_EXERCISE GOAL_.
Word for word, set down the records and skip each picture.

Stored records
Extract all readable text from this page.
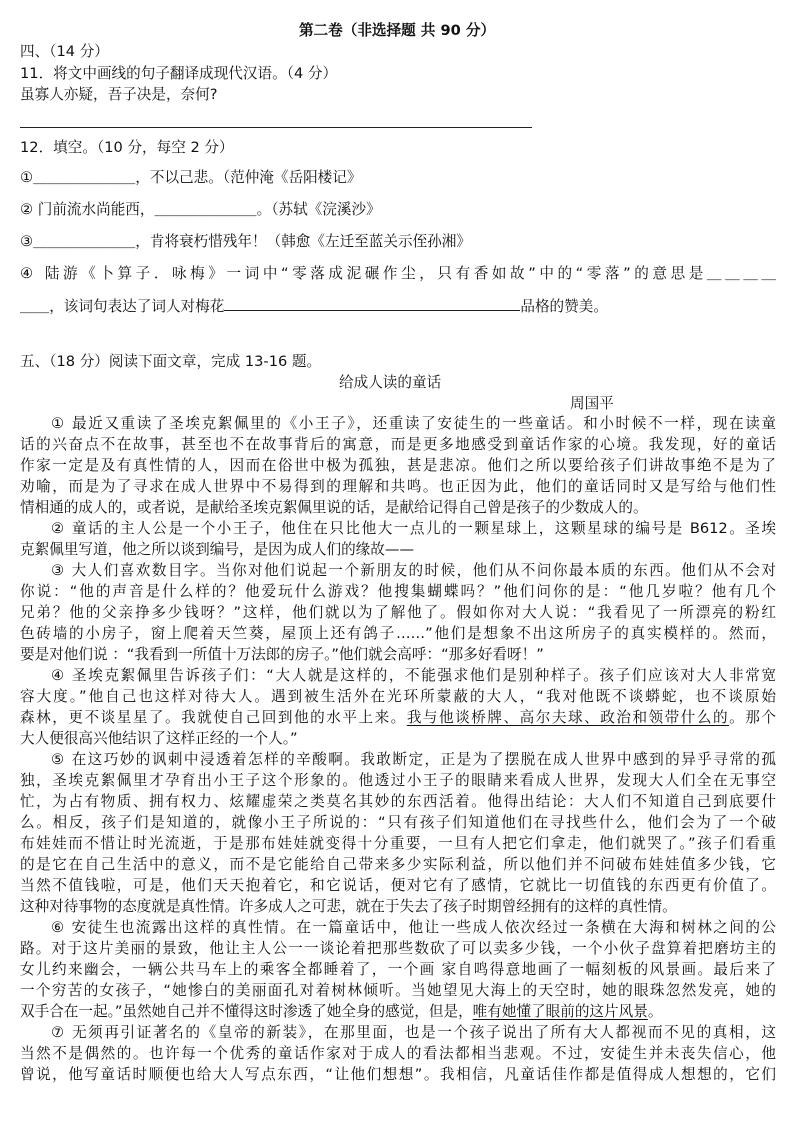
第二卷（非选择题 共 90 分）
四、（14 分）
11．将文中画线的句子翻译成现代汉语。（4 分）
虽寡人亦疑，吾子决是，奈何?
12．填空。（10 分，每空 2 分）
①＿＿＿＿＿＿＿，不以己悲。（范仲淹《岳阳楼记》
② 门前流水尚能西，＿＿＿＿＿＿＿。（苏轼《浣溪沙》
③＿＿＿＿＿＿＿，肯将衰朽惜残年！（韩愈《左迁至蓝关示侄孙湘》
④ 陆游《卜算子．咏梅》一词中“零落成泥碾作尘，只有香如故”中的“零落”的意思是＿＿＿＿
＿＿，该词句表达了词人对梅花	品格的赞美。
五、（18 分）阅读下面文章，完成 13-16 题。
给成人读的童话
周国平
① 最近又重读了圣埃克絮佩里的《小王子》，还重读了安徒生的一些童话。和小时候不一样，现在读童
话的兴奋点不在故事，甚至也不在故事背后的寓意，而是更多地感受到童话作家的心境。我发现，好的童话
作家一定是及有真性情的人，因而在俗世中极为孤独，甚是悲凉。他们之所以要给孩子们讲故事绝不是为了
劝喻，而是为了寻求在成人世界中不易得到的理解和共鸣。也正因为此，他们的童话同时又是写给与他们性
情相通的成人的，或者说，是献给圣埃克絮佩里说的话，是献给记得自己曾是孩子的少数成人的。
② 童话的主人公是一个小王子，他住在只比他大一点儿的一颗星球上，这颗星球的编号是 B612。圣埃
克絮佩里写道，他之所以谈到编号，是因为成人们的缘故——
③ 大人们喜欢数目字。当你对他们说起一个新朋友的时候，他们从不问你最本质的东西。他们从不会对
你说：“他的声音是什么样的？他爱玩什么游戏？他搜集蝴蝶吗？”他们问你的是：“他几岁啦？他有几个
兄弟？他的父亲挣多少钱呀？”这样，他们就以为了解他了。假如你对大人说：“我看见了一所漂亮的粉红
色砖墙的小房子，窗上爬着天竺葵，屋顶上还有鸽子……”他们是想象不出这所房子的真实模样的。然而，
要是对他们说 ：“我看到一所值十万法郎的房子。”他们就会高呼：“那多好看呀！”
④ 圣埃克絮佩里告诉孩子们：“大人就是这样的，不能强求他们是别种样子。孩子们应该对大人非常宽
容大度。”他自己也这样对待大人。遇到被生活外在光环所蒙蔽的大人，“我对他既不谈蟒蛇，也不谈原始
森林，更不谈星星了。我就使自己回到他的水平上来。我与他谈桥牌、高尔夫球、政治和领带什么的。那个
大人便很高兴他结识了这样正经的一个人。”
⑤ 在这巧妙的讽刺中浸透着怎样的辛酸啊。我敢断定，正是为了摆脱在成人世界中感到的异乎寻常的孤
独，圣埃克絮佩里才孕育出小王子这个形象的。他透过小王子的眼睛来看成人世界，发现大人们全在无事空
忙，为占有物质、拥有权力、炫耀虚荣之类莫名其妙的东西活着。他得出结论：大人们不知道自己到底要什
么。相反，孩子们是知道的，就像小王子所说的：“只有孩子们知道他们在寻找些什么，他们会为了一个破
布娃娃而不惜让时光流逝，于是那布娃娃就变得十分重要，一旦有人把它们拿走，他们就哭了。”孩子们看重
的是它在自己生活中的意义，而不是它能给自己带来多少实际利益，所以他们并不问破布娃娃值多少钱，它
当然不值钱啦，可是，他们天天抱着它，和它说话，便对它有了感情，它就比一切值钱的东西更有价值了。
这种对待事物的态度就是真性情。许多成人之可悲，就在于失去了孩子时期曾经拥有的这样的真性情。
⑥ 安徒生也流露出这样的真性情。在一篇童话中，他让一些成人依次经过一条横在大海和树林之间的公
路。对于这片美丽的景致，他让主人公一一谈论着把那些数砍了可以卖多少钱，一个小伙子盘算着把磨坊主的
女儿约来幽会，一辆公共马车上的乘客全都睡着了，一个画 家自鸣得意地画了一幅刻板的风景画。最后来了
一个穷苦的女孩子，“她惨白的美丽面孔对着树林倾听。当她望见大海上的天空时，她的眼珠忽然发亮，她的
双手合在一起。”虽然她自己并不懂得这时渗透了她全身的感觉，但是，唯有她懂了眼前的这片风景。
⑦ 无须再引证著名的《皇帝的新装》，在那里面，也是一个孩子说出了所有大人都视而不见的真相，这
当然不是偶然的。也许每一个优秀的童话作家对于成人的看法都相当悲观。不过，安徒生并未丧失信心，他
曾说，他写童话时顺便也给大人写点东西，“让他们想想”。我相信，凡童话佳作都是值得成人想想的，它们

_COMPLETE OUTPUT_.
Extract all readable text from this page.
第二卷（非选择题 共 90 分）
四、（14 分）
11．将文中画线的句子翻译成现代汉语。（4 分）
虽寡人亦疑，吾子决是，奈何?
12．填空。（10 分，每空 2 分）
①＿＿＿＿＿＿＿，不以己悲。（范仲淹《岳阳楼记》
② 门前流水尚能西，＿＿＿＿＿＿＿。（苏轼《浣溪沙》
③＿＿＿＿＿＿＿，肯将衰朽惜残年！（韩愈《左迁至蓝关示侄孙湘》
④ 陆游《卜算子．咏梅》一词中“零落成泥碾作尘，只有香如故”中的“零落”的意思是＿＿＿＿
＿＿，该词句表达了词人对梅花	品格的赞美。
五、（18 分）阅读下面文章，完成 13-16 题。
给成人读的童话
周国平
① 最近又重读了圣埃克絮佩里的《小王子》，还重读了安徒生的一些童话。和小时候不一样，现在读童
话的兴奋点不在故事，甚至也不在故事背后的寓意，而是更多地感受到童话作家的心境。我发现，好的童话
作家一定是及有真性情的人，因而在俗世中极为孤独，甚是悲凉。他们之所以要给孩子们讲故事绝不是为了
劝喻，而是为了寻求在成人世界中不易得到的理解和共鸣。也正因为此，他们的童话同时又是写给与他们性
情相通的成人的，或者说，是献给圣埃克絮佩里说的话，是献给记得自己曾是孩子的少数成人的。
② 童话的主人公是一个小王子，他住在只比他大一点儿的一颗星球上，这颗星球的编号是 B612。圣埃
克絮佩里写道，他之所以谈到编号，是因为成人们的缘故——
③ 大人们喜欢数目字。当你对他们说起一个新朋友的时候，他们从不问你最本质的东西。他们从不会对
你说：“他的声音是什么样的？他爱玩什么游戏？他搜集蝴蝶吗？”他们问你的是：“他几岁啦？他有几个
兄弟？他的父亲挣多少钱呀？”这样，他们就以为了解他了。假如你对大人说：“我看见了一所漂亮的粉红
色砖墙的小房子，窗上爬着天竺葵，屋顶上还有鸽子……”他们是想象不出这所房子的真实模样的。然而，
要是对他们说 ：“我看到一所值十万法郎的房子。”他们就会高呼：“那多好看呀！”
④ 圣埃克絮佩里告诉孩子们：“大人就是这样的，不能强求他们是别种样子。孩子们应该对大人非常宽
容大度。”他自己也这样对待大人。遇到被生活外在光环所蒙蔽的大人，“我对他既不谈蟒蛇，也不谈原始
森林，更不谈星星了。我就使自己回到他的水平上来。我与他谈桥牌、高尔夫球、政治和领带什么的。那个
大人便很高兴他结识了这样正经的一个人。”
⑤ 在这巧妙的讽刺中浸透着怎样的辛酸啊。我敢断定，正是为了摆脱在成人世界中感到的异乎寻常的孤
独，圣埃克絮佩里才孕育出小王子这个形象的。他透过小王子的眼睛来看成人世界，发现大人们全在无事空
忙，为占有物质、拥有权力、炫耀虚荣之类莫名其妙的东西活着。他得出结论：大人们不知道自己到底要什
么。相反，孩子们是知道的，就像小王子所说的：“只有孩子们知道他们在寻找些什么，他们会为了一个破
布娃娃而不惜让时光流逝，于是那布娃娃就变得十分重要，一旦有人把它们拿走，他们就哭了。”孩子们看重
的是它在自己生活中的意义，而不是它能给自己带来多少实际利益，所以他们并不问破布娃娃值多少钱，它
当然不值钱啦，可是，他们天天抱着它，和它说话，便对它有了感情，它就比一切值钱的东西更有价值了。
这种对待事物的态度就是真性情。许多成人之可悲，就在于失去了孩子时期曾经拥有的这样的真性情。
⑥ 安徒生也流露出这样的真性情。在一篇童话中，他让一些成人依次经过一条横在大海和树林之间的公
路。对于这片美丽的景致，他让主人公一一谈论着把那些数砍了可以卖多少钱，一个小伙子盘算着把磨坊主的
女儿约来幽会，一辆公共马车上的乘客全都睡着了，一个画 家自鸣得意地画了一幅刻板的风景画。最后来了
一个穷苦的女孩子，“她惨白的美丽面孔对着树林倾听。当她望见大海上的天空时，她的眼珠忽然发亮，她的
双手合在一起。”虽然她自己并不懂得这时渗透了她全身的感觉，但是，唯有她懂了眼前的这片风景。
⑦ 无须再引证著名的《皇帝的新装》，在那里面，也是一个孩子说出了所有大人都视而不见的真相，这
当然不是偶然的。也许每一个优秀的童话作家对于成人的看法都相当悲观。不过，安徒生并未丧失信心，他
曾说，他写童话时顺便也给大人写点东西，“让他们想想”。我相信，凡童话佳作都是值得成人想想的，它们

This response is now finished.